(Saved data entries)
::::

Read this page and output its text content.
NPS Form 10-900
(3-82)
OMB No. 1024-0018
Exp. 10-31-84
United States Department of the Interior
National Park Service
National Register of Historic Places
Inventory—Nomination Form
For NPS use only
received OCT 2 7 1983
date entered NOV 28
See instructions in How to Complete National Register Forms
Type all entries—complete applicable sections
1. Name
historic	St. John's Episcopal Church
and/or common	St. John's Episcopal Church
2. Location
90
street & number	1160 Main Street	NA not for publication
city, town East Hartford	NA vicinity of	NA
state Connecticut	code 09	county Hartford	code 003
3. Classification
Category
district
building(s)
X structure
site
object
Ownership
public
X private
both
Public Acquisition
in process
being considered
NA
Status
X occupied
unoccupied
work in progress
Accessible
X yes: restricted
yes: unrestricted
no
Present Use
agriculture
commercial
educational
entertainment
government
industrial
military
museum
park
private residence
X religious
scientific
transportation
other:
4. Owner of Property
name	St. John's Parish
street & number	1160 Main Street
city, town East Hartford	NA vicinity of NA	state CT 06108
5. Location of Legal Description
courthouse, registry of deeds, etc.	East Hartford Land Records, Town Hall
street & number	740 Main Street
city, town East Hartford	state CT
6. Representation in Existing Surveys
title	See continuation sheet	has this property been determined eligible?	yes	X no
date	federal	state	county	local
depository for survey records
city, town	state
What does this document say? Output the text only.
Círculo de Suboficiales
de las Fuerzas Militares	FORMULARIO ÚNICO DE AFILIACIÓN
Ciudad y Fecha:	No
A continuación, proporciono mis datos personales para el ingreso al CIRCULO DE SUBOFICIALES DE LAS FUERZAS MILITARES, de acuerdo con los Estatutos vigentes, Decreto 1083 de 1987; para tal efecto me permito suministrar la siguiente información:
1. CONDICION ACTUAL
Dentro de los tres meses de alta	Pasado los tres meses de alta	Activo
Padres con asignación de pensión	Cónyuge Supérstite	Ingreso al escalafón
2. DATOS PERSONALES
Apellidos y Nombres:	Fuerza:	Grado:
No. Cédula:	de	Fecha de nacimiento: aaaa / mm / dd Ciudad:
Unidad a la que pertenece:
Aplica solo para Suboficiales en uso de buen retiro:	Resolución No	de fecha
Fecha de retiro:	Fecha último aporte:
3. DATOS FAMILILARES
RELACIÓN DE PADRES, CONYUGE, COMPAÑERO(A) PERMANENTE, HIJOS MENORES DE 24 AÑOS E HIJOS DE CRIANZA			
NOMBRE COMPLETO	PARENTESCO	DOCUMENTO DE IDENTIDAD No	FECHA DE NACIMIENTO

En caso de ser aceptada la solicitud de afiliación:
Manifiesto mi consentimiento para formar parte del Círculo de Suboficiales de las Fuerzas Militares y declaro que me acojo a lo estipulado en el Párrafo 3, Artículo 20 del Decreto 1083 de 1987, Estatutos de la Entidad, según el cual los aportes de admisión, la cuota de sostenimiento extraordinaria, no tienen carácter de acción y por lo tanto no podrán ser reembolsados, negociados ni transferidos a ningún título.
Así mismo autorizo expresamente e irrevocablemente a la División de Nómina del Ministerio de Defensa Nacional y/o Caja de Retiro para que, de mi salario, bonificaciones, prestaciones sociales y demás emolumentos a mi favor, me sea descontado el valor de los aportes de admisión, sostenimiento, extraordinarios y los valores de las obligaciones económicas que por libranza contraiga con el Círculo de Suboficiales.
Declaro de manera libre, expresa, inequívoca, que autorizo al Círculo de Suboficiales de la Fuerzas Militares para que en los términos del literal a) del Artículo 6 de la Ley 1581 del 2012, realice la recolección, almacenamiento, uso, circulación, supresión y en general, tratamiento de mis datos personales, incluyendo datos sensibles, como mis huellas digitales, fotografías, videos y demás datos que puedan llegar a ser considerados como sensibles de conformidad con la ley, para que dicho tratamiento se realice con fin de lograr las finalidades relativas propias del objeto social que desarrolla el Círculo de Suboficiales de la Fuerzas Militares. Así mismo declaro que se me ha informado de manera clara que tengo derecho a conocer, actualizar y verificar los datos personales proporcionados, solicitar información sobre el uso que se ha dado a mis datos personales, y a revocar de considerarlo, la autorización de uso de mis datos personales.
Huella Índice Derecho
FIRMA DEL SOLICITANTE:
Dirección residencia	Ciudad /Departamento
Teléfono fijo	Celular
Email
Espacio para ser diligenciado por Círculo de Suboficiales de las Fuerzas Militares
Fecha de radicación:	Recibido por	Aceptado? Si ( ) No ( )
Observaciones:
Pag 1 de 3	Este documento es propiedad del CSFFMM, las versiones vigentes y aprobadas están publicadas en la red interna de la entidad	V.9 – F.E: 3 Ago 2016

::::

■ Stated problem ■
Report the number of lines in the listing where the string "National" appears, and nothing besides.

■ Correct result ■
3